Selected text >>
______________________________
Californians cannot drive in the rain. Best place to be during a rain storm out here is anywhere but on the road.

Though late-night cruising during a rain storm on the empty freeways with the music blasting can be quite enjoyable.


----------



## VanKalDriver (Sep 13, 2021)

I'm not even sure if I've delivered in the rain at all in 180 deliveries so far! It's been dry for those.

I would probably do it in light to moderate rain, but not heavy rain or a thunderstorm because of the risk of a loss of network connection, which would leave me not knowing where to deliver if the connection is lost before the order is ready or I don't know how to get there because of the lost connection. That would lead to a frustrated customer and likely thumb down.

As for snow and ice, I'll do it on pretty bad roads over some distance (I once delivered, while I was doing it directly for Takokat, from Paw Paw, MI to Bloomingdale in the county on icy roads so that customer didn't have to go out and get it) but not with heavy snowfall that could cut my network connection.


----------



## FLKeys (Dec 27, 2018)

If it is a light rain I have no issues. Being in the tropics we tend to get torrential downpours. Those are my hard passes. Sometimes they come out of no where and I start a delivery in Sunshine and get caught in one of these downpours. The few I have done have not shown any extra in the tip.


----------



## Lee239 (Mar 24, 2017)
______________________________
Given information >>
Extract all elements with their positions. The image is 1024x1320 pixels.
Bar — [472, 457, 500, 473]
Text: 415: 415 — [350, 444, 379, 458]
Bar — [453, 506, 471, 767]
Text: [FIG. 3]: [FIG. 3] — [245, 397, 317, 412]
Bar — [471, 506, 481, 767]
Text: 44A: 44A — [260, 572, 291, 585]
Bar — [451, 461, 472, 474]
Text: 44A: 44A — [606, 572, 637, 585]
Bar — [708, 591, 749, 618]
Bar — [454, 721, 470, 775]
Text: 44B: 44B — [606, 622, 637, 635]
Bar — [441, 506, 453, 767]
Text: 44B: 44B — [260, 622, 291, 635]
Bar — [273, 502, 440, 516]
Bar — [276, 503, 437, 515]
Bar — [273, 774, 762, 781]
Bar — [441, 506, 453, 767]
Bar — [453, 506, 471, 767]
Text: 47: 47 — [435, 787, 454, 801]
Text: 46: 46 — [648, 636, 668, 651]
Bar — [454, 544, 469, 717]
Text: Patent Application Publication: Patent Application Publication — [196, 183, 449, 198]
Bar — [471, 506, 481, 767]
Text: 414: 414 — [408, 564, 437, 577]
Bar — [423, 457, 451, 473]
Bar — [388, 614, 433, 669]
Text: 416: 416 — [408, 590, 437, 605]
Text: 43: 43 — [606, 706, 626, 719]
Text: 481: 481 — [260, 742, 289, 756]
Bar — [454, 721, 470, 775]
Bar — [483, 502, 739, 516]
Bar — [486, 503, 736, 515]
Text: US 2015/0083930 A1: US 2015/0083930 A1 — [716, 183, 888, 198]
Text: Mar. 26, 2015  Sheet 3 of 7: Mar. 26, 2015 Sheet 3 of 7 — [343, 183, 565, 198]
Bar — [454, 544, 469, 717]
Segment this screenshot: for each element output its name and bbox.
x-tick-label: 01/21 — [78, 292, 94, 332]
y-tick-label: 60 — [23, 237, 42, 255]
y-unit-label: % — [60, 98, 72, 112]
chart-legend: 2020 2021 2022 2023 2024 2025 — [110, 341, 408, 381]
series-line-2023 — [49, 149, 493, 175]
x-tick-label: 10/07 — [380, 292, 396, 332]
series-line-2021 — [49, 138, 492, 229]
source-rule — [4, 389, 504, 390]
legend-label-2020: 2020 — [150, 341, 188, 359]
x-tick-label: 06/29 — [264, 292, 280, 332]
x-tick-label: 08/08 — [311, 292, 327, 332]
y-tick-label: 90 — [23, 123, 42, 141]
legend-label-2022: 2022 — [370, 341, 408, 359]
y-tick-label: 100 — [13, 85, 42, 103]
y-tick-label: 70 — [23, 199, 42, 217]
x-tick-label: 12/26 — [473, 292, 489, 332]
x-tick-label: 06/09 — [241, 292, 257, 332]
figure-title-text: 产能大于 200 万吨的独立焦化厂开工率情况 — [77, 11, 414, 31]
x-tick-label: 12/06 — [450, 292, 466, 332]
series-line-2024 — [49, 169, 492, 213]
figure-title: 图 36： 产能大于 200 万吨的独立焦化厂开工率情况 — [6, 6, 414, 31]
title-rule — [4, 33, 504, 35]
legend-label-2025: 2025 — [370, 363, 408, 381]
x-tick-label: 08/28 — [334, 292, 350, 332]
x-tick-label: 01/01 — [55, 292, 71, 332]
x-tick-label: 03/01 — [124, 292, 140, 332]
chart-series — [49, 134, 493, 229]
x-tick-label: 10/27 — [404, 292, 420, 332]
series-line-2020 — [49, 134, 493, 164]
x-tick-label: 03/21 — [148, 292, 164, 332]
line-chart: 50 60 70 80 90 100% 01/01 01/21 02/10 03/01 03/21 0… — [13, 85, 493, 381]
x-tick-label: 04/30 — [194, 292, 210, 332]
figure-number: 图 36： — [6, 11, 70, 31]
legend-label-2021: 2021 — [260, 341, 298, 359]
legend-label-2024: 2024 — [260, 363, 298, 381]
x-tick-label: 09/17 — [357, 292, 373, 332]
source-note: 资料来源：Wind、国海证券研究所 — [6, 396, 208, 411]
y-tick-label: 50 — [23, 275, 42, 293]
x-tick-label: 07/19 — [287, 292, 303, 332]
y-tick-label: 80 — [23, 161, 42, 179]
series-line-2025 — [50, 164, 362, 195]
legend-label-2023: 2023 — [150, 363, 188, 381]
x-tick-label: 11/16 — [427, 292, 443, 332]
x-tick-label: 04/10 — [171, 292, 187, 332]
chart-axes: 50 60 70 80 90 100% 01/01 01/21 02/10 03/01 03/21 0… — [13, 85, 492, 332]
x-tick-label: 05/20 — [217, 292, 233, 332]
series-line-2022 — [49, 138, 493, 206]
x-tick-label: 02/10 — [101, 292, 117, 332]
______________________________
Tasks to carry out >>
(A) Answer these from the forum thread on delivering in bad weather:
(i) How many deliveries has VanKalDriver made so far?
(ii) To which place did VanKalDriver once deliver from Paw Paw, MI?
(iii) What kind of rain does FLKeys call a hard pass?
(B) Write out part of the forum thread on delivering in bad weather again, substituting "slick roads" for "icy roads". Begin at the words "As for snow" and stop after "in the tip.".
(C) Proceed with the forum thread on delivering in bad weather from where it stops.
The data above has no part in what is asked here.

Per-task answers >>
(A)
(i) 180
(ii) Bloomingdale
(iii) Torrential downpours

(B)
As for snow and ice, I'll do it on pretty bad roads over some distance (I once delivered, while I was doing it directly for Takokat, from Paw Paw, MI to Bloomingdale in the county on slick roads so that customer didn't have to go out and get it) but not with heavy snowfall that could cut my network connection.


----------



## FLKeys (Dec 27, 2018)

If it is a light rain I have no issues. Being in the tropics we tend to get torrential downpours. Those are my hard passes. Sometimes they come out of no where and I start a delivery in Sunshine and get caught in one of these downpours. The few I have done have not shown any extra in the tip.

(C)
Yes the rain makes it busier, less drivers want to work,restaurants are less busy because people do not want to go out in the rain. Tip depend, but you can pick and choose the rides. When I started I did have a person that tipped in the app and was waiting at the door with an extra $5 bill so that was nice. And less cars on the road because people will cancel their plans and errands.


----------



## ColonyMark (Sep 26, 2019)

Yes I do as long as it’s not a dangerous storm with lightning and hail. Some customers feel sorry for drivers when it’s raining and they tip more.


----------



## Ms. Mercenary (Jul 24, 2020)

FLKeys said:


> Do you do deliveries in the pouring rain? When I see rain coming I tend to turn deliveries off.
> 
> Do people tip more when it is raining? Do delivery requests go up in the rain?


Depends on my mood. I’m fine driving in it, hsd lots of experience. But no, people do not tip more. And that pisses me off. So the order needs to be VERY good from the get-go. Otherwise it’s just not worth it. Get yourself in a slicker and get your own darn food if you’re cheap.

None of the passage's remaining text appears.